Stored items:
------------------------------------------------

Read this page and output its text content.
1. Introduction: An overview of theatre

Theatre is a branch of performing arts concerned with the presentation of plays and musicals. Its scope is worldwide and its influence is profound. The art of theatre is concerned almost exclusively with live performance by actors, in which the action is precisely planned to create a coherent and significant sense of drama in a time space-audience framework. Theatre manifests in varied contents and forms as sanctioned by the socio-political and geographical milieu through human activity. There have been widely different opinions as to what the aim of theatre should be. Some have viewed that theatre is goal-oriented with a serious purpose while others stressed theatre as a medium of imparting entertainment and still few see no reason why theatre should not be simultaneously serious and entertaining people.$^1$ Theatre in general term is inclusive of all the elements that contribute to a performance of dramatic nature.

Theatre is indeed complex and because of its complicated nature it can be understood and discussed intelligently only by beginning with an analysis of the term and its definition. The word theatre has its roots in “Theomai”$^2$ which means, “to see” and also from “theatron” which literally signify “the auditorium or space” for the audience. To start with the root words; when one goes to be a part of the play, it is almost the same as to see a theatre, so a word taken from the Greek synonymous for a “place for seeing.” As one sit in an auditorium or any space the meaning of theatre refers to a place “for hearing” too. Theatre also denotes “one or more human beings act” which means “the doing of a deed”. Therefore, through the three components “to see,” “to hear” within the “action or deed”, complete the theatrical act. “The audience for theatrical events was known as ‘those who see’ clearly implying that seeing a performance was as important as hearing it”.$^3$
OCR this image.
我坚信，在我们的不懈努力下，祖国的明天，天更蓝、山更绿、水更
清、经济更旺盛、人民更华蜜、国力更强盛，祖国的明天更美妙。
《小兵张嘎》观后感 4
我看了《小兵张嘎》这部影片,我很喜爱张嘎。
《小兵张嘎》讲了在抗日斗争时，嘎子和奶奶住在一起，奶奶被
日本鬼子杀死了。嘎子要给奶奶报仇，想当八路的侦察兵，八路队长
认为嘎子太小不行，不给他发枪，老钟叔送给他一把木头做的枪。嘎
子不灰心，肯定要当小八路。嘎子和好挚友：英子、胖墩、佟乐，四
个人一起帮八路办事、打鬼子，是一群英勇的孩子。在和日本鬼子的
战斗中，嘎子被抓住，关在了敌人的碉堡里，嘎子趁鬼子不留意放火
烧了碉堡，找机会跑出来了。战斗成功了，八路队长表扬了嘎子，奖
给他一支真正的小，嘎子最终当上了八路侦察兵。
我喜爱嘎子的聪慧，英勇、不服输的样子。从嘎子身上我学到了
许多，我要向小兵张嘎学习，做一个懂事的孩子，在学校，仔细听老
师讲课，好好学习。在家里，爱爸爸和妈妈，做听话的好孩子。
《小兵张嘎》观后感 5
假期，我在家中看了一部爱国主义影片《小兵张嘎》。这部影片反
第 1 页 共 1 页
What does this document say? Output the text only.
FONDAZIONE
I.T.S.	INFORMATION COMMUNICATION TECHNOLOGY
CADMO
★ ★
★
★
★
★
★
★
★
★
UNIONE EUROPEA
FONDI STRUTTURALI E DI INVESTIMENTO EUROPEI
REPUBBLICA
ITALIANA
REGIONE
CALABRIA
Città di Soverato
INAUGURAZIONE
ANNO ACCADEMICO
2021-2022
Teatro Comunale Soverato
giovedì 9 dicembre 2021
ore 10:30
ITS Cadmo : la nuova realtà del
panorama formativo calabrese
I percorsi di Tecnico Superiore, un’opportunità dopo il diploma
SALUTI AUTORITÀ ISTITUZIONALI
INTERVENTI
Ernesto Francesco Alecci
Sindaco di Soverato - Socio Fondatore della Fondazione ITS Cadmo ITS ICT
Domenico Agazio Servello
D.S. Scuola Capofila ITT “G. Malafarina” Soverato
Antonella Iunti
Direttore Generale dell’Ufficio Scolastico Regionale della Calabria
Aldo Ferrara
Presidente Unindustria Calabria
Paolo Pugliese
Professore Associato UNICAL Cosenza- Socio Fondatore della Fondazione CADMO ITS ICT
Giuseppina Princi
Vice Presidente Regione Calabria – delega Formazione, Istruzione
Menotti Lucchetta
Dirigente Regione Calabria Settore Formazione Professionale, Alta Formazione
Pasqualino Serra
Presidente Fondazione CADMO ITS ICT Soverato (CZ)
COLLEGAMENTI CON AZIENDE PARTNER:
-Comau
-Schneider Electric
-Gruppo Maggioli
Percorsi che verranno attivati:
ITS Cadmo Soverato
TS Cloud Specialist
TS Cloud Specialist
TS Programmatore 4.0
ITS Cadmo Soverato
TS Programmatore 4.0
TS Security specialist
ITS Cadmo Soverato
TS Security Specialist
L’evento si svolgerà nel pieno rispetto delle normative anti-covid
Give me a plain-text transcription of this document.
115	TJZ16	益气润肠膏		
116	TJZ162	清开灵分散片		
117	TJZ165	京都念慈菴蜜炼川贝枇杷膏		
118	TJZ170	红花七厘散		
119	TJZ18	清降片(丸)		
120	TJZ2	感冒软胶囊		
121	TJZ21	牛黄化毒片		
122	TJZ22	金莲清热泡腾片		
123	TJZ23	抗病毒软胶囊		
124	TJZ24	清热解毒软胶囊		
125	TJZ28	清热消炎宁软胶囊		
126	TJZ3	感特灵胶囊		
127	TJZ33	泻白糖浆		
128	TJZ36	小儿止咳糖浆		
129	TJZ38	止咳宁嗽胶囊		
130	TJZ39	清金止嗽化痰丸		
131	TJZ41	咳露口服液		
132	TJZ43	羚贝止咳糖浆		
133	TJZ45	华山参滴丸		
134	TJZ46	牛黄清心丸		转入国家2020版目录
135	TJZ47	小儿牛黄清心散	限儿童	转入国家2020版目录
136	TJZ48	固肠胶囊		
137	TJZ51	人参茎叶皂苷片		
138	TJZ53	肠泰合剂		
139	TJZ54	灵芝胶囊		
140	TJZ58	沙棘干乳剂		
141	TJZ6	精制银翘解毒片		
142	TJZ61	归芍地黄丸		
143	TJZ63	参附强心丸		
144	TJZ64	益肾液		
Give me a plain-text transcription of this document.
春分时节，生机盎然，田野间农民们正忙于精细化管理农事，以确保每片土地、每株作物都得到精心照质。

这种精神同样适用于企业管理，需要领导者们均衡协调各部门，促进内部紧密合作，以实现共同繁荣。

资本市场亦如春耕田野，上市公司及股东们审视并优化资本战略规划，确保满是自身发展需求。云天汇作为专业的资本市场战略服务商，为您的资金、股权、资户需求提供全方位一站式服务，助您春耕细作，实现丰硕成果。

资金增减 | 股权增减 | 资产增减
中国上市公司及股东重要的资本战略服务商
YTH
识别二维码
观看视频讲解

------------------------------------------------

The records above should be duplicated in full, exactly as given.

Read this page and output its text content.
1. Introduction: An overview of theatre

Theatre is a branch of performing arts concerned with the presentation of plays and musicals. Its scope is worldwide and its influence is profound. The art of theatre is concerned almost exclusively with live performance by actors, in which the action is precisely planned to create a coherent and significant sense of drama in a time space-audience framework. Theatre manifests in varied contents and forms as sanctioned by the socio-political and geographical milieu through human activity. There have been widely different opinions as to what the aim of theatre should be. Some have viewed that theatre is goal-oriented with a serious purpose while others stressed theatre as a medium of imparting entertainment and still few see no reason why theatre should not be simultaneously serious and entertaining people.$^1$ Theatre in general term is inclusive of all the elements that contribute to a performance of dramatic nature.

Theatre is indeed complex and because of its complicated nature it can be understood and discussed intelligently only by beginning with an analysis of the term and its definition. The word theatre has its roots in “Theomai”$^2$ which means, “to see” and also from “theatron” which literally signify “the auditorium or space” for the audience. To start with the root words; when one goes to be a part of the play, it is almost the same as to see a theatre, so a word taken from the Greek synonymous for a “place for seeing.” As one sit in an auditorium or any space the meaning of theatre refers to a place “for hearing” too. Theatre also denotes “one or more human beings act” which means “the doing of a deed”. Therefore, through the three components “to see,” “to hear” within the “action or deed”, complete the theatrical act. “The audience for theatrical events was known as ‘those who see’ clearly implying that seeing a performance was as important as hearing it”.$^3$
OCR this image.
我坚信，在我们的不懈努力下，祖国的明天，天更蓝、山更绿、水更
清、经济更旺盛、人民更华蜜、国力更强盛，祖国的明天更美妙。
《小兵张嘎》观后感 4
我看了《小兵张嘎》这部影片,我很喜爱张嘎。
《小兵张嘎》讲了在抗日斗争时，嘎子和奶奶住在一起，奶奶被
日本鬼子杀死了。嘎子要给奶奶报仇，想当八路的侦察兵，八路队长
认为嘎子太小不行，不给他发枪，老钟叔送给他一把木头做的枪。嘎
子不灰心，肯定要当小八路。嘎子和好挚友：英子、胖墩、佟乐，四
个人一起帮八路办事、打鬼子，是一群英勇的孩子。在和日本鬼子的
战斗中，嘎子被抓住，关在了敌人的碉堡里，嘎子趁鬼子不留意放火
烧了碉堡，找机会跑出来了。战斗成功了，八路队长表扬了嘎子，奖
给他一支真正的小，嘎子最终当上了八路侦察兵。
我喜爱嘎子的聪慧，英勇、不服输的样子。从嘎子身上我学到了
许多，我要向小兵张嘎学习，做一个懂事的孩子，在学校，仔细听老
师讲课，好好学习。在家里，爱爸爸和妈妈，做听话的好孩子。
《小兵张嘎》观后感 5
假期，我在家中看了一部爱国主义影片《小兵张嘎》。这部影片反
第 1 页 共 1 页
What does this document say? Output the text only.
FONDAZIONE
I.T.S.	INFORMATION COMMUNICATION TECHNOLOGY
CADMO
★ ★
★
★
★
★
★
★
★
★
UNIONE EUROPEA
FONDI STRUTTURALI E DI INVESTIMENTO EUROPEI
REPUBBLICA
ITALIANA
REGIONE
CALABRIA
Città di Soverato
INAUGURAZIONE
ANNO ACCADEMICO
2021-2022
Teatro Comunale Soverato
giovedì 9 dicembre 2021
ore 10:30
ITS Cadmo : la nuova realtà del
panorama formativo calabrese
I percorsi di Tecnico Superiore, un’opportunità dopo il diploma
SALUTI AUTORITÀ ISTITUZIONALI
INTERVENTI
Ernesto Francesco Alecci
Sindaco di Soverato - Socio Fondatore della Fondazione ITS Cadmo ITS ICT
Domenico Agazio Servello
D.S. Scuola Capofila ITT “G. Malafarina” Soverato
Antonella Iunti
Direttore Generale dell’Ufficio Scolastico Regionale della Calabria
Aldo Ferrara
Presidente Unindustria Calabria
Paolo Pugliese
Professore Associato UNICAL Cosenza- Socio Fondatore della Fondazione CADMO ITS ICT
Giuseppina Princi
Vice Presidente Regione Calabria – delega Formazione, Istruzione
Menotti Lucchetta
Dirigente Regione Calabria Settore Formazione Professionale, Alta Formazione
Pasqualino Serra
Presidente Fondazione CADMO ITS ICT Soverato (CZ)
COLLEGAMENTI CON AZIENDE PARTNER:
-Comau
-Schneider Electric
-Gruppo Maggioli
Percorsi che verranno attivati:
ITS Cadmo Soverato
TS Cloud Specialist
TS Cloud Specialist
TS Programmatore 4.0
ITS Cadmo Soverato
TS Programmatore 4.0
TS Security specialist
ITS Cadmo Soverato
TS Security Specialist
L’evento si svolgerà nel pieno rispetto delle normative anti-covid
Give me a plain-text transcription of this document.
115	TJZ16	益气润肠膏		
116	TJZ162	清开灵分散片		
117	TJZ165	京都念慈菴蜜炼川贝枇杷膏		
118	TJZ170	红花七厘散		
119	TJZ18	清降片(丸)		
120	TJZ2	感冒软胶囊		
121	TJZ21	牛黄化毒片		
122	TJZ22	金莲清热泡腾片		
123	TJZ23	抗病毒软胶囊		
124	TJZ24	清热解毒软胶囊		
125	TJZ28	清热消炎宁软胶囊		
126	TJZ3	感特灵胶囊		
127	TJZ33	泻白糖浆		
128	TJZ36	小儿止咳糖浆		
129	TJZ38	止咳宁嗽胶囊		
130	TJZ39	清金止嗽化痰丸		
131	TJZ41	咳露口服液		
132	TJZ43	羚贝止咳糖浆		
133	TJZ45	华山参滴丸		
134	TJZ46	牛黄清心丸		转入国家2020版目录
135	TJZ47	小儿牛黄清心散	限儿童	转入国家2020版目录
136	TJZ48	固肠胶囊		
137	TJZ51	人参茎叶皂苷片		
138	TJZ53	肠泰合剂		
139	TJZ54	灵芝胶囊		
140	TJZ58	沙棘干乳剂		
141	TJZ6	精制银翘解毒片		
142	TJZ61	归芍地黄丸		
143	TJZ63	参附强心丸		
144	TJZ64	益肾液		
Give me a plain-text transcription of this document.
春分时节，生机盎然，田野间农民们正忙于精细化管理农事，以确保每片土地、每株作物都得到精心照质。

这种精神同样适用于企业管理，需要领导者们均衡协调各部门，促进内部紧密合作，以实现共同繁荣。

资本市场亦如春耕田野，上市公司及股东们审视并优化资本战略规划，确保满是自身发展需求。云天汇作为专业的资本市场战略服务商，为您的资金、股权、资户需求提供全方位一站式服务，助您春耕细作，实现丰硕成果。

资金增减 | 股权增减 | 资产增减
中国上市公司及股东重要的资本战略服务商
YTH
识别二维码
观看视频讲解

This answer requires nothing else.